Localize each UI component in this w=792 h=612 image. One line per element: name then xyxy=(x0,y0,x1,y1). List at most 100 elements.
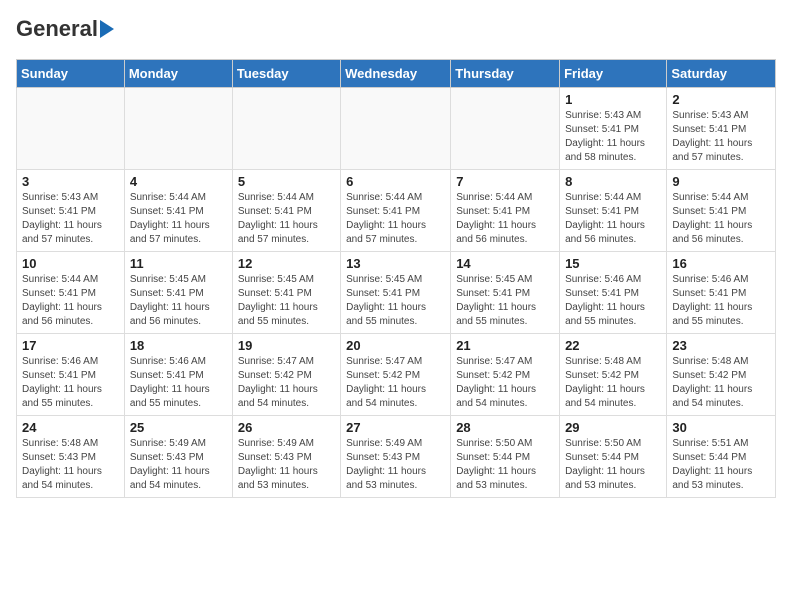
day-info: Sunrise: 5:45 AM Sunset: 5:41 PM Dayligh… xyxy=(130,273,227,329)
day-number: 11 xyxy=(130,256,227,271)
calendar-week-row: 24 Sunrise: 5:48 AM Sunset: 5:43 PM Dayli… xyxy=(17,416,776,498)
day-number: 30 xyxy=(672,420,770,435)
day-info: Sunrise: 5:43 AM Sunset: 5:41 PM Dayligh… xyxy=(672,109,770,165)
day-number: 8 xyxy=(565,174,661,189)
calendar-cell: 9 Sunrise: 5:44 AM Sunset: 5:41 PM Daylig… xyxy=(667,170,776,252)
day-info: Sunrise: 5:51 AM Sunset: 5:44 PM Dayligh… xyxy=(672,437,770,493)
day-info: Sunrise: 5:47 AM Sunset: 5:42 PM Dayligh… xyxy=(238,355,335,411)
day-number: 10 xyxy=(22,256,119,271)
day-number: 16 xyxy=(672,256,770,271)
calendar-week-row: 1 Sunrise: 5:43 AM Sunset: 5:41 PM Daylig… xyxy=(17,88,776,170)
calendar-cell: 12 Sunrise: 5:45 AM Sunset: 5:41 PM Dayli… xyxy=(232,252,340,334)
day-number: 3 xyxy=(22,174,119,189)
calendar-cell: 17 Sunrise: 5:46 AM Sunset: 5:41 PM Dayli… xyxy=(17,334,125,416)
weekday-header: Monday xyxy=(124,60,232,88)
calendar-cell: 1 Sunrise: 5:43 AM Sunset: 5:41 PM Daylig… xyxy=(560,88,667,170)
day-info: Sunrise: 5:44 AM Sunset: 5:41 PM Dayligh… xyxy=(672,191,770,247)
calendar-table: SundayMondayTuesdayWednesdayThursdayFrid… xyxy=(16,59,776,498)
calendar-cell: 23Sunrise: 5:48 AM Sunset: 5:42 PM Dayli… xyxy=(667,334,776,416)
day-info: Sunrise: 5:46 AM Sunset: 5:41 PM Dayligh… xyxy=(672,273,770,329)
day-info: Sunrise: 5:46 AM Sunset: 5:41 PM Dayligh… xyxy=(130,355,227,411)
page-header: General xyxy=(16,16,776,47)
calendar-cell: 29Sunrise: 5:50 AM Sunset: 5:44 PM Dayli… xyxy=(560,416,667,498)
day-info: Sunrise: 5:44 AM Sunset: 5:41 PM Dayligh… xyxy=(130,191,227,247)
day-info: Sunrise: 5:46 AM Sunset: 5:41 PM Dayligh… xyxy=(22,355,119,411)
day-info: Sunrise: 5:47 AM Sunset: 5:42 PM Dayligh… xyxy=(456,355,554,411)
day-info: Sunrise: 5:45 AM Sunset: 5:41 PM Dayligh… xyxy=(238,273,335,329)
day-number: 28 xyxy=(456,420,554,435)
day-info: Sunrise: 5:44 AM Sunset: 5:41 PM Dayligh… xyxy=(238,191,335,247)
calendar-cell: 5 Sunrise: 5:44 AM Sunset: 5:41 PM Daylig… xyxy=(232,170,340,252)
calendar-cell: 10 Sunrise: 5:44 AM Sunset: 5:41 PM Dayli… xyxy=(17,252,125,334)
day-number: 9 xyxy=(672,174,770,189)
calendar-cell: 11 Sunrise: 5:45 AM Sunset: 5:41 PM Dayli… xyxy=(124,252,232,334)
calendar-cell: 19 Sunrise: 5:47 AM Sunset: 5:42 PM Dayli… xyxy=(232,334,340,416)
day-info: Sunrise: 5:44 AM Sunset: 5:41 PM Dayligh… xyxy=(565,191,661,247)
day-info: Sunrise: 5:44 AM Sunset: 5:41 PM Dayligh… xyxy=(456,191,554,247)
day-number: 1 xyxy=(565,92,661,107)
calendar-cell: 8 Sunrise: 5:44 AM Sunset: 5:41 PM Daylig… xyxy=(560,170,667,252)
calendar-cell: 21 Sunrise: 5:47 AM Sunset: 5:42 PM Dayli… xyxy=(451,334,560,416)
calendar-cell: 28 Sunrise: 5:50 AM Sunset: 5:44 PM Dayli… xyxy=(451,416,560,498)
day-info: Sunrise: 5:44 AM Sunset: 5:41 PM Dayligh… xyxy=(22,273,119,329)
day-number: 2 xyxy=(672,92,770,107)
day-info: Sunrise: 5:47 AM Sunset: 5:42 PM Dayligh… xyxy=(346,355,445,411)
calendar-cell xyxy=(17,88,125,170)
day-info: Sunrise: 5:45 AM Sunset: 5:41 PM Dayligh… xyxy=(456,273,554,329)
day-number: 17 xyxy=(22,338,119,353)
calendar-header-row: SundayMondayTuesdayWednesdayThursdayFrid… xyxy=(17,60,776,88)
day-number: 27 xyxy=(346,420,445,435)
calendar-cell: 2 Sunrise: 5:43 AM Sunset: 5:41 PM Daylig… xyxy=(667,88,776,170)
day-number: 24 xyxy=(22,420,119,435)
calendar-cell: 20 Sunrise: 5:47 AM Sunset: 5:42 PM Dayli… xyxy=(341,334,451,416)
day-info: Sunrise: 5:49 AM Sunset: 5:43 PM Dayligh… xyxy=(346,437,445,493)
calendar-cell: 30 Sunrise: 5:51 AM Sunset: 5:44 PM Dayli… xyxy=(667,416,776,498)
weekday-header: Friday xyxy=(560,60,667,88)
calendar-cell: 22Sunrise: 5:48 AM Sunset: 5:42 PM Dayli… xyxy=(560,334,667,416)
day-number: 21 xyxy=(456,338,554,353)
day-number: 19 xyxy=(238,338,335,353)
day-info: Sunrise: 5:49 AM Sunset: 5:43 PM Dayligh… xyxy=(130,437,227,493)
calendar-cell: 13 Sunrise: 5:45 AM Sunset: 5:41 PM Dayli… xyxy=(341,252,451,334)
calendar-cell: 26Sunrise: 5:49 AM Sunset: 5:43 PM Dayli… xyxy=(232,416,340,498)
day-number: 22 xyxy=(565,338,661,353)
day-number: 13 xyxy=(346,256,445,271)
calendar-cell: 27 Sunrise: 5:49 AM Sunset: 5:43 PM Dayli… xyxy=(341,416,451,498)
day-info: Sunrise: 5:44 AM Sunset: 5:41 PM Dayligh… xyxy=(346,191,445,247)
day-number: 7 xyxy=(456,174,554,189)
logo-arrow-icon xyxy=(100,20,114,38)
calendar-cell: 25 Sunrise: 5:49 AM Sunset: 5:43 PM Dayli… xyxy=(124,416,232,498)
calendar-cell: 7 Sunrise: 5:44 AM Sunset: 5:41 PM Daylig… xyxy=(451,170,560,252)
calendar-cell: 14 Sunrise: 5:45 AM Sunset: 5:41 PM Dayli… xyxy=(451,252,560,334)
day-number: 23 xyxy=(672,338,770,353)
day-number: 15 xyxy=(565,256,661,271)
day-number: 20 xyxy=(346,338,445,353)
weekday-header: Thursday xyxy=(451,60,560,88)
day-info: Sunrise: 5:43 AM Sunset: 5:41 PM Dayligh… xyxy=(565,109,661,165)
day-number: 14 xyxy=(456,256,554,271)
calendar-cell xyxy=(124,88,232,170)
day-number: 5 xyxy=(238,174,335,189)
calendar-cell: 3 Sunrise: 5:43 AM Sunset: 5:41 PM Daylig… xyxy=(17,170,125,252)
day-number: 18 xyxy=(130,338,227,353)
calendar-cell xyxy=(451,88,560,170)
calendar-cell xyxy=(341,88,451,170)
calendar-week-row: 3 Sunrise: 5:43 AM Sunset: 5:41 PM Daylig… xyxy=(17,170,776,252)
calendar-week-row: 10 Sunrise: 5:44 AM Sunset: 5:41 PM Dayli… xyxy=(17,252,776,334)
weekday-header: Tuesday xyxy=(232,60,340,88)
day-info: Sunrise: 5:45 AM Sunset: 5:41 PM Dayligh… xyxy=(346,273,445,329)
weekday-header: Sunday xyxy=(17,60,125,88)
calendar-cell xyxy=(232,88,340,170)
day-info: Sunrise: 5:46 AM Sunset: 5:41 PM Dayligh… xyxy=(565,273,661,329)
calendar-cell: 6 Sunrise: 5:44 AM Sunset: 5:41 PM Daylig… xyxy=(341,170,451,252)
day-info: Sunrise: 5:50 AM Sunset: 5:44 PM Dayligh… xyxy=(456,437,554,493)
day-info: Sunrise: 5:49 AM Sunset: 5:43 PM Dayligh… xyxy=(238,437,335,493)
day-number: 25 xyxy=(130,420,227,435)
day-number: 6 xyxy=(346,174,445,189)
calendar-week-row: 17 Sunrise: 5:46 AM Sunset: 5:41 PM Dayli… xyxy=(17,334,776,416)
day-info: Sunrise: 5:48 AM Sunset: 5:43 PM Dayligh… xyxy=(22,437,119,493)
weekday-header: Saturday xyxy=(667,60,776,88)
day-number: 29 xyxy=(565,420,661,435)
day-info: Sunrise: 5:43 AM Sunset: 5:41 PM Dayligh… xyxy=(22,191,119,247)
day-number: 12 xyxy=(238,256,335,271)
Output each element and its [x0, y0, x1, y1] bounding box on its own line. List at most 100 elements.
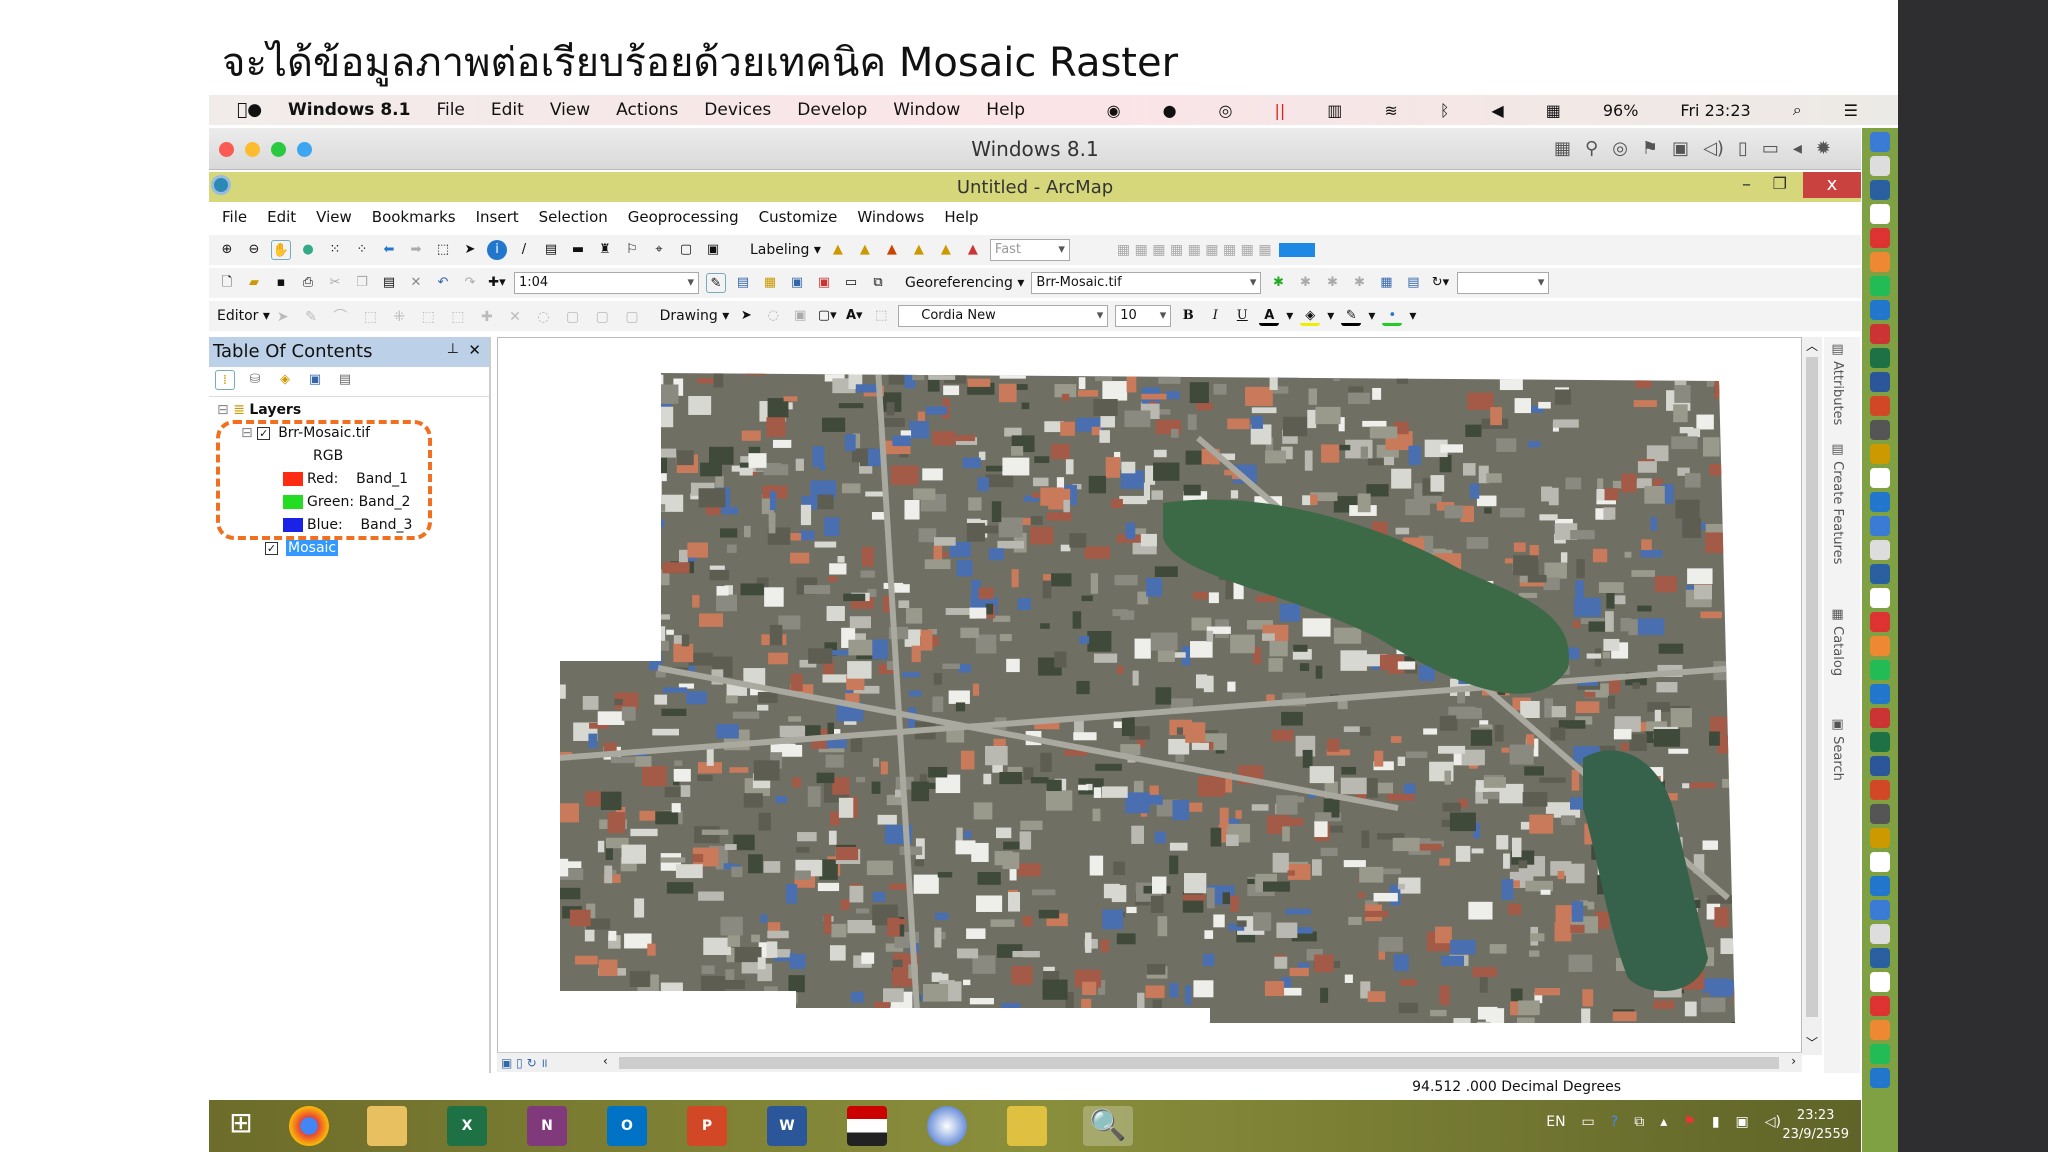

## Exercise goal
Transcribe, character for character, the lines in the items above, starting with the line containing "PM Dayligh… xyxy=(130,273,227,329)" and going on through the line containing "page-header: General xyxy=(16,16,776,47)".

## Solution
day-info: Sunrise: 5:45 AM Sunset: 5:41 PM Dayligh… xyxy=(130,273,227,329)
day-number: 11 xyxy=(130,256,227,271)
calendar-week-row: 24 Sunrise: 5:48 AM Sunset: 5:43 PM Dayli… xyxy=(17,416,776,498)
day-number: 30 xyxy=(672,420,770,435)
day-info: Sunrise: 5:43 AM Sunset: 5:41 PM Dayligh… xyxy=(672,109,770,165)
day-number: 8 xyxy=(565,174,661,189)
calendar-cell: 9 Sunrise: 5:44 AM Sunset: 5:41 PM Daylig… xyxy=(667,170,776,252)
day-info: Sunrise: 5:51 AM Sunset: 5:44 PM Dayligh… xyxy=(672,437,770,493)
day-info: Sunrise: 5:47 AM Sunset: 5:42 PM Dayligh… xyxy=(238,355,335,411)
day-number: 10 xyxy=(22,256,119,271)
day-number: 16 xyxy=(672,256,770,271)
calendar-week-row: 1 Sunrise: 5:43 AM Sunset: 5:41 PM Daylig… xyxy=(17,88,776,170)
calendar-cell: 12 Sunrise: 5:45 AM Sunset: 5:41 PM Dayli… xyxy=(232,252,340,334)
day-number: 3 xyxy=(22,174,119,189)
calendar-cell: 17 Sunrise: 5:46 AM Sunset: 5:41 PM Dayli… xyxy=(17,334,125,416)
weekday-header: Monday xyxy=(124,60,232,88)
calendar-cell: 1 Sunrise: 5:43 AM Sunset: 5:41 PM Daylig… xyxy=(560,88,667,170)
day-info: Sunrise: 5:44 AM Sunset: 5:41 PM Dayligh… xyxy=(672,191,770,247)
calendar-table: SundayMondayTuesdayWednesdayThursdayFrid… xyxy=(16,59,776,498)
calendar-cell: 23Sunrise: 5:48 AM Sunset: 5:42 PM Dayli… xyxy=(667,334,776,416)
day-info: Sunrise: 5:46 AM Sunset: 5:41 PM Dayligh… xyxy=(672,273,770,329)
day-info: Sunrise: 5:46 AM Sunset: 5:41 PM Dayligh… xyxy=(130,355,227,411)
page-header: General xyxy=(16,16,776,47)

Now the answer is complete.